▸ **What the task asks**:
Find each line containing the string "класс" and return it.

▸ **Excerpted records**:
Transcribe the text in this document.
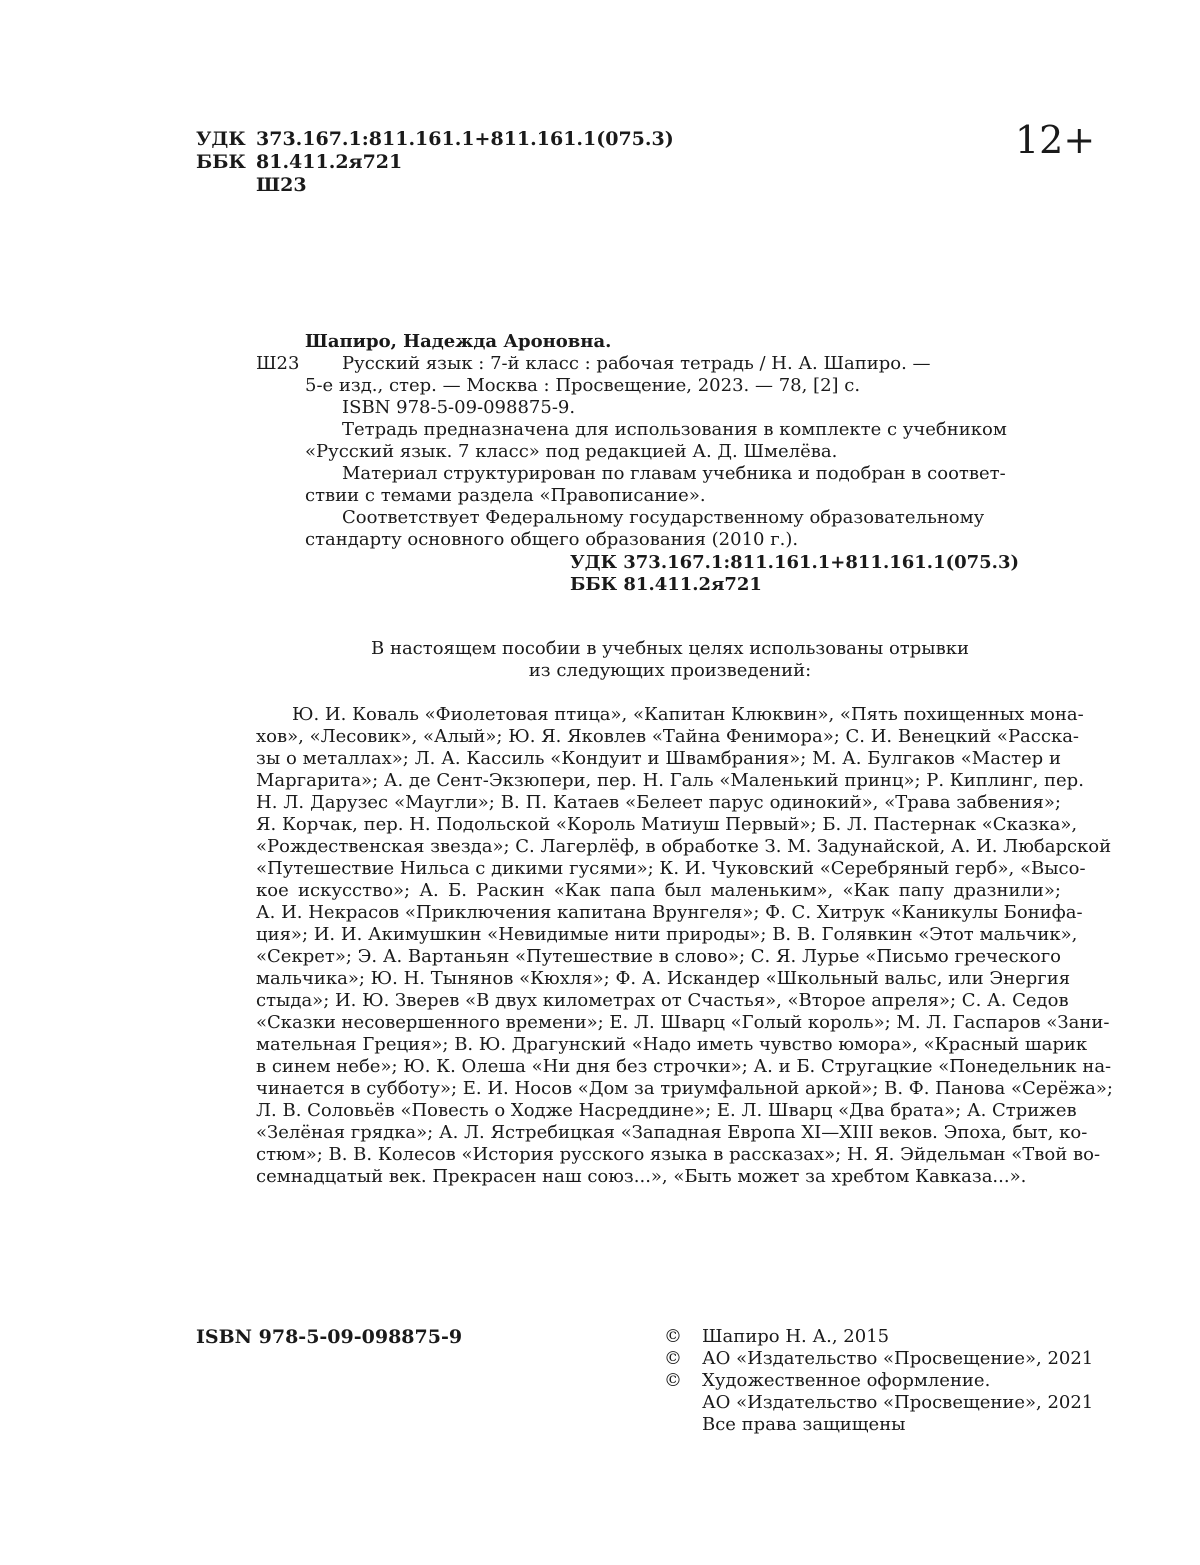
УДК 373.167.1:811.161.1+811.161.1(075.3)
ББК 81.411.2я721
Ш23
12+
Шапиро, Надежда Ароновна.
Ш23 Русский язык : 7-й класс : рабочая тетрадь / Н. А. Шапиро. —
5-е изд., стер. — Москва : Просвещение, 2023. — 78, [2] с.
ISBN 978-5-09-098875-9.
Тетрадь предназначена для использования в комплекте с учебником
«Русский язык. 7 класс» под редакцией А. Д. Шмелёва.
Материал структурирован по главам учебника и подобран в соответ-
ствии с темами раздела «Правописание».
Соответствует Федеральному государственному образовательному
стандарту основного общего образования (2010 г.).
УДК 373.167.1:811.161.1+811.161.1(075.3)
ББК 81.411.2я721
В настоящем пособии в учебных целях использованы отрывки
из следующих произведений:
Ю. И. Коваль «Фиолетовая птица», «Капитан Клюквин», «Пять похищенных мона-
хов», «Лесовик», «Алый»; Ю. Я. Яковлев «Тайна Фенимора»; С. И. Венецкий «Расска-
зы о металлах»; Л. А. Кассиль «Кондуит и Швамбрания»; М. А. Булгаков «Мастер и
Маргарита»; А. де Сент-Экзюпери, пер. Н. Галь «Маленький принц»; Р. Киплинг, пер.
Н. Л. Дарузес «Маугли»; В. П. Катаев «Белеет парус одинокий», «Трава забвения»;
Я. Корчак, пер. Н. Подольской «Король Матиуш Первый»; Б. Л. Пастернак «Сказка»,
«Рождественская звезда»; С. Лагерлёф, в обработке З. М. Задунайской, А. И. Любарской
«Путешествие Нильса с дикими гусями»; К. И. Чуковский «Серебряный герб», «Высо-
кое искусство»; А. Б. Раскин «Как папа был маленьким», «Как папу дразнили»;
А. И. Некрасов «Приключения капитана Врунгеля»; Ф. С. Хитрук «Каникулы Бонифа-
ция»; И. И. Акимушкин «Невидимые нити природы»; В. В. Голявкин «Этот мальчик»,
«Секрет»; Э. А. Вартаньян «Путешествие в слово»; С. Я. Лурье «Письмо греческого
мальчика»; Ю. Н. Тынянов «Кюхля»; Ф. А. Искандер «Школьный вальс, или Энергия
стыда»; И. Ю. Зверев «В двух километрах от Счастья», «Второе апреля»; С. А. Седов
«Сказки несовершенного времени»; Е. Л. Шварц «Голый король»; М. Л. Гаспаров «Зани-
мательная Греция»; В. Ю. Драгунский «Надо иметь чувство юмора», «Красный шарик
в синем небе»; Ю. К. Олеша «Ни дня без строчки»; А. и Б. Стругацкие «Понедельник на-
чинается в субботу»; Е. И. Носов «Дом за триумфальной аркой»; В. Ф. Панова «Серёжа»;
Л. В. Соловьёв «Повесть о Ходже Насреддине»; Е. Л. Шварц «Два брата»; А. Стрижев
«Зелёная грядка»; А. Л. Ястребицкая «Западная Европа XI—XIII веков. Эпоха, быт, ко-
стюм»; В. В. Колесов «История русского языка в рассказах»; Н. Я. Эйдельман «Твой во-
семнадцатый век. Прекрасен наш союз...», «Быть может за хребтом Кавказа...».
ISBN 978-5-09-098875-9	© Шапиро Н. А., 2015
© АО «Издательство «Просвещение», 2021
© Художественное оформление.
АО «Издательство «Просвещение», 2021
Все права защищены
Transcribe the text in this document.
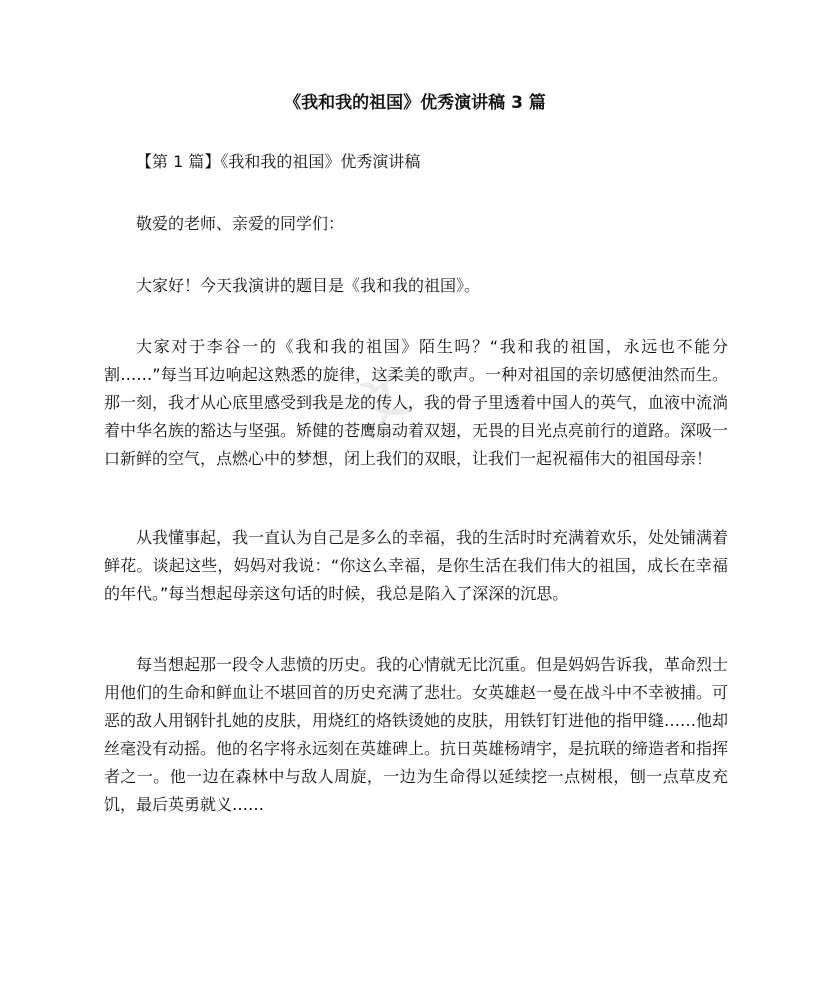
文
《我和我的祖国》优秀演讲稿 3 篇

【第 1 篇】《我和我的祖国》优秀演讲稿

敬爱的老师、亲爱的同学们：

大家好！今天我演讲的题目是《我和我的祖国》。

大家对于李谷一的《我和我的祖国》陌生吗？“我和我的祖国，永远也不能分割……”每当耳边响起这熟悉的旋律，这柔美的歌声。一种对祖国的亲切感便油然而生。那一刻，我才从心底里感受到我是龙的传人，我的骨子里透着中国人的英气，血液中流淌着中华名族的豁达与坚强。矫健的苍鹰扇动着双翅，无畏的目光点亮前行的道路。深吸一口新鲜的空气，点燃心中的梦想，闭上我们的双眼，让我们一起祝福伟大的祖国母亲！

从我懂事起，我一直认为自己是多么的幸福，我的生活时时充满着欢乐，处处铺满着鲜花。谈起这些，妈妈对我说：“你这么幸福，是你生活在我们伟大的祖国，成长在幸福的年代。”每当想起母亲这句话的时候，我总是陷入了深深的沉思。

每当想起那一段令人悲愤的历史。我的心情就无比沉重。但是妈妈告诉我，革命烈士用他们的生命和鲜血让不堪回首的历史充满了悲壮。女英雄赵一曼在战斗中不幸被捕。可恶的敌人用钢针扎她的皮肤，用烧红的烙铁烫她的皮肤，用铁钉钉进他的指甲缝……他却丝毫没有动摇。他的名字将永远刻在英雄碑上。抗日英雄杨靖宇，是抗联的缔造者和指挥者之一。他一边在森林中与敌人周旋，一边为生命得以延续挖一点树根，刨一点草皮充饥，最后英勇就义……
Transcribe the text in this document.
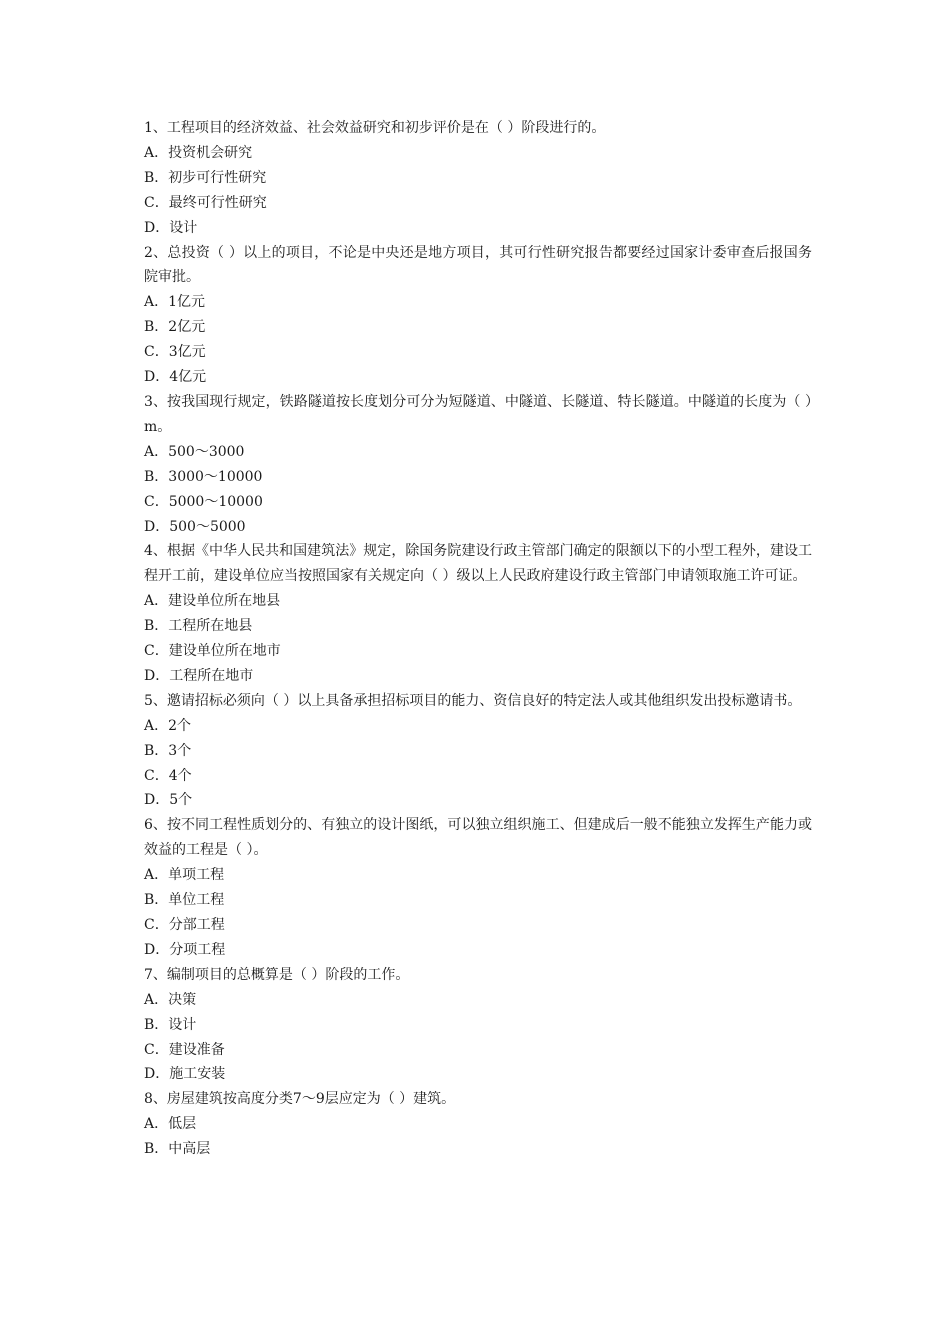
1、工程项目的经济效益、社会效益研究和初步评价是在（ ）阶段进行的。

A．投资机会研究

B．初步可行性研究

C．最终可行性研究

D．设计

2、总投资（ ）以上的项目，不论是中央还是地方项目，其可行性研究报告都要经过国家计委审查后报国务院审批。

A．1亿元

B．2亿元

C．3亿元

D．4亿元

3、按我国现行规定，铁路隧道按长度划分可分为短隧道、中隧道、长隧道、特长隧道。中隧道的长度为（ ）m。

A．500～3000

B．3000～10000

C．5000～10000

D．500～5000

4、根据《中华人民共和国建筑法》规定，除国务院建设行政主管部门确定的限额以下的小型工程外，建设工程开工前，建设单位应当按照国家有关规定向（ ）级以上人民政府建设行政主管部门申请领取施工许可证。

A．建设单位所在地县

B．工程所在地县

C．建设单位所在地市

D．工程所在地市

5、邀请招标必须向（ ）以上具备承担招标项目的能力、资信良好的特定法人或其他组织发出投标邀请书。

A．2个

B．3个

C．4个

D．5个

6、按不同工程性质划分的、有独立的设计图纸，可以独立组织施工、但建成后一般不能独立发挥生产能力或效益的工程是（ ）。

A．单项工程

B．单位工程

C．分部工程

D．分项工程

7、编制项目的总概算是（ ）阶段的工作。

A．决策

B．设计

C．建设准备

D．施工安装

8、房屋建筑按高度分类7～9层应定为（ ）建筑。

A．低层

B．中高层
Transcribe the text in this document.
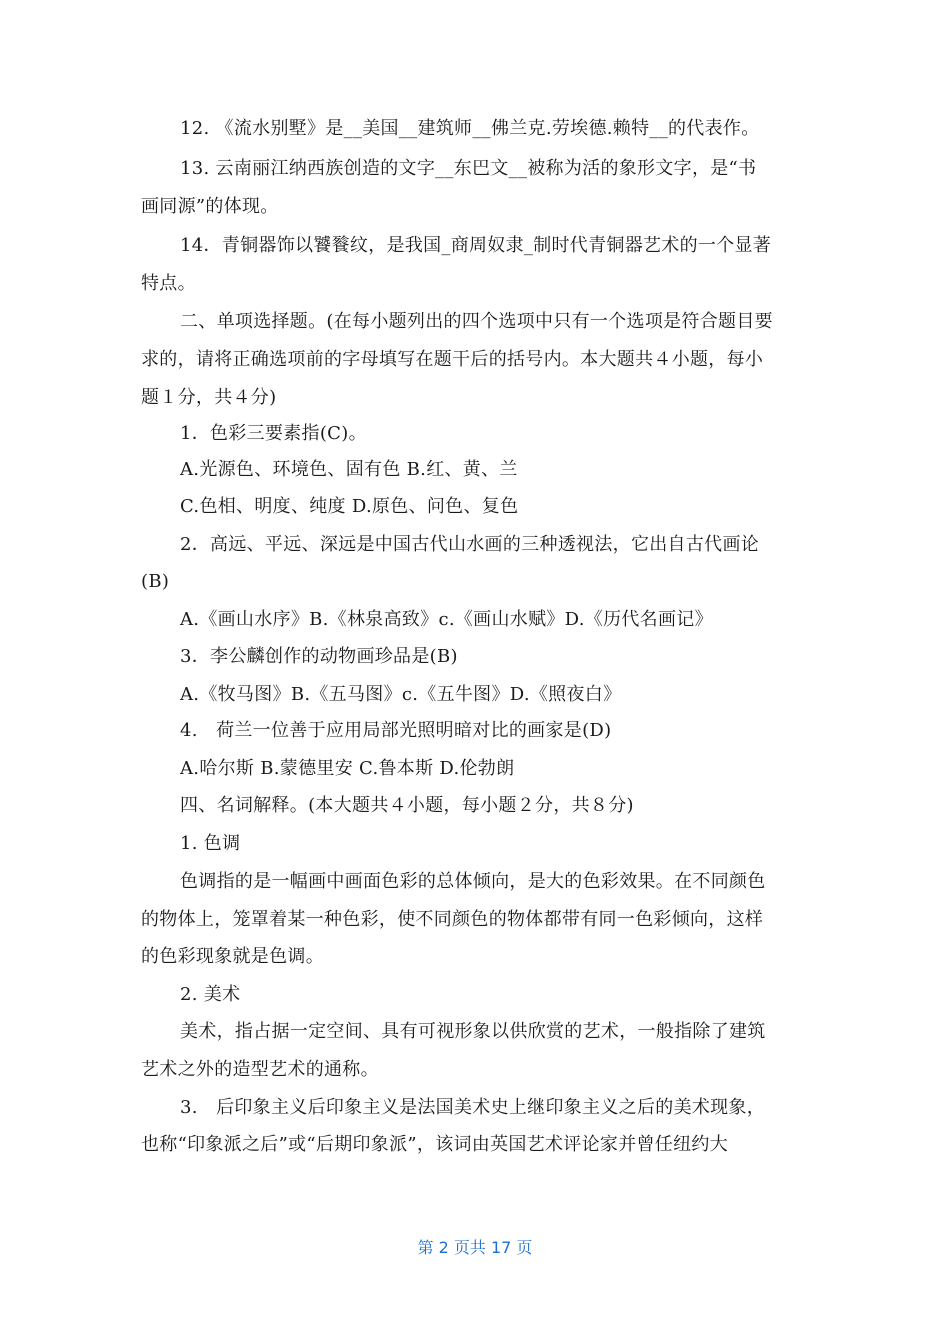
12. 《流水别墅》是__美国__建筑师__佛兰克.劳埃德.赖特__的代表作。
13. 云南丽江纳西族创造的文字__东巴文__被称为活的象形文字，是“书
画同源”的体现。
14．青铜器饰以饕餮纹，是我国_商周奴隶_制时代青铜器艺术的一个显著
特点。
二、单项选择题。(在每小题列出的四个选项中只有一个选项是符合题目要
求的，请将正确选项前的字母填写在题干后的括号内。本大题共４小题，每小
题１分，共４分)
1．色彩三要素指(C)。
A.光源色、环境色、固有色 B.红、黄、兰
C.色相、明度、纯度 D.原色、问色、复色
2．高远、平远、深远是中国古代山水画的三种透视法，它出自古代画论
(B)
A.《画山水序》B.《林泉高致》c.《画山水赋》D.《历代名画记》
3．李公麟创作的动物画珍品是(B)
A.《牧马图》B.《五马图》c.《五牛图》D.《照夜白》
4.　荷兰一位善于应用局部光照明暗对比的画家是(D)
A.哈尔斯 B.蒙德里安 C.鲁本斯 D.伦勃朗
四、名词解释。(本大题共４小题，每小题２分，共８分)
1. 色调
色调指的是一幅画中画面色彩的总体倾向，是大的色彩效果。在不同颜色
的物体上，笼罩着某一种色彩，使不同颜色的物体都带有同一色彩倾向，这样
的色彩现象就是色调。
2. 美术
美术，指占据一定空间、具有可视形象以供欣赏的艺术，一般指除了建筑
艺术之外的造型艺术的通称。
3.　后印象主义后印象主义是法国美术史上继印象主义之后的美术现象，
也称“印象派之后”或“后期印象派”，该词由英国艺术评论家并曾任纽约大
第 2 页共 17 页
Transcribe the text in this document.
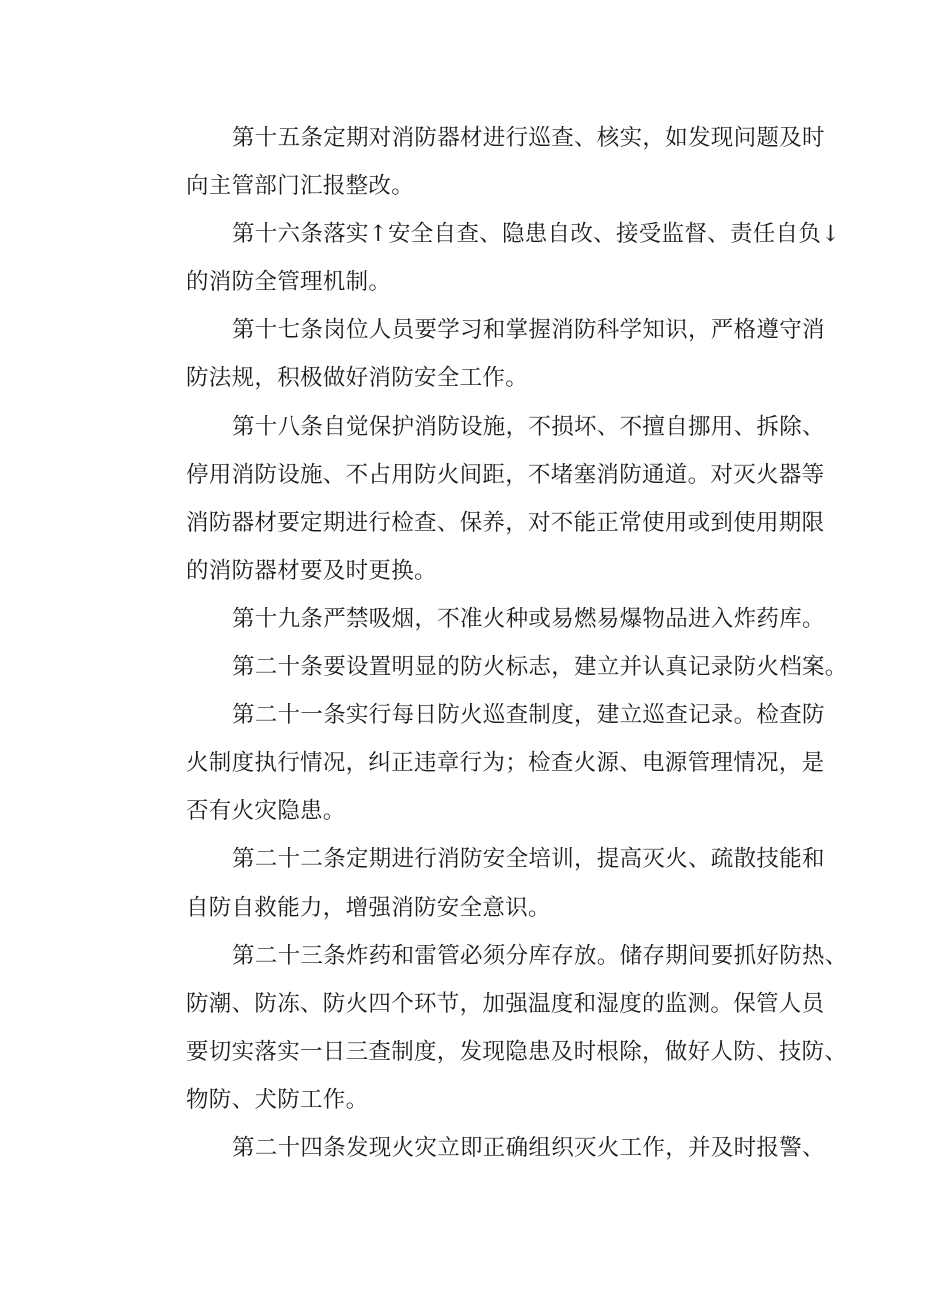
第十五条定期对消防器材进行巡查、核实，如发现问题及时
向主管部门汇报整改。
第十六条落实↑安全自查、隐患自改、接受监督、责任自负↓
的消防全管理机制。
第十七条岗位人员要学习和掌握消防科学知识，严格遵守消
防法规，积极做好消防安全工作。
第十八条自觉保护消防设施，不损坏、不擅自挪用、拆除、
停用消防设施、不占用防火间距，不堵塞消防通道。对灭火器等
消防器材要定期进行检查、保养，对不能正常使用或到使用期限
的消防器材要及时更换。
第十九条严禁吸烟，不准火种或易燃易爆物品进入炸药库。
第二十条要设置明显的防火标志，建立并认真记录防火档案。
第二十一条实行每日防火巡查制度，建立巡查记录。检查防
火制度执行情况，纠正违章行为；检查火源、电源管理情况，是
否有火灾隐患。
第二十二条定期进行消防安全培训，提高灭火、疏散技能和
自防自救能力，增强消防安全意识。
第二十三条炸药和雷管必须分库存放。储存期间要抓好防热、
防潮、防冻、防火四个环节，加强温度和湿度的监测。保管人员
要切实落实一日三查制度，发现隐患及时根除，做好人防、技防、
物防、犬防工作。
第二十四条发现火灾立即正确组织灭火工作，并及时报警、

▸ **Exercise solution**:
Ш23 Русский язык : 7-й класс : рабочая тетрадь / Н. А. Шапиро. —
«Русский язык. 7 класс» под редакцией А. Д. Шмелёва.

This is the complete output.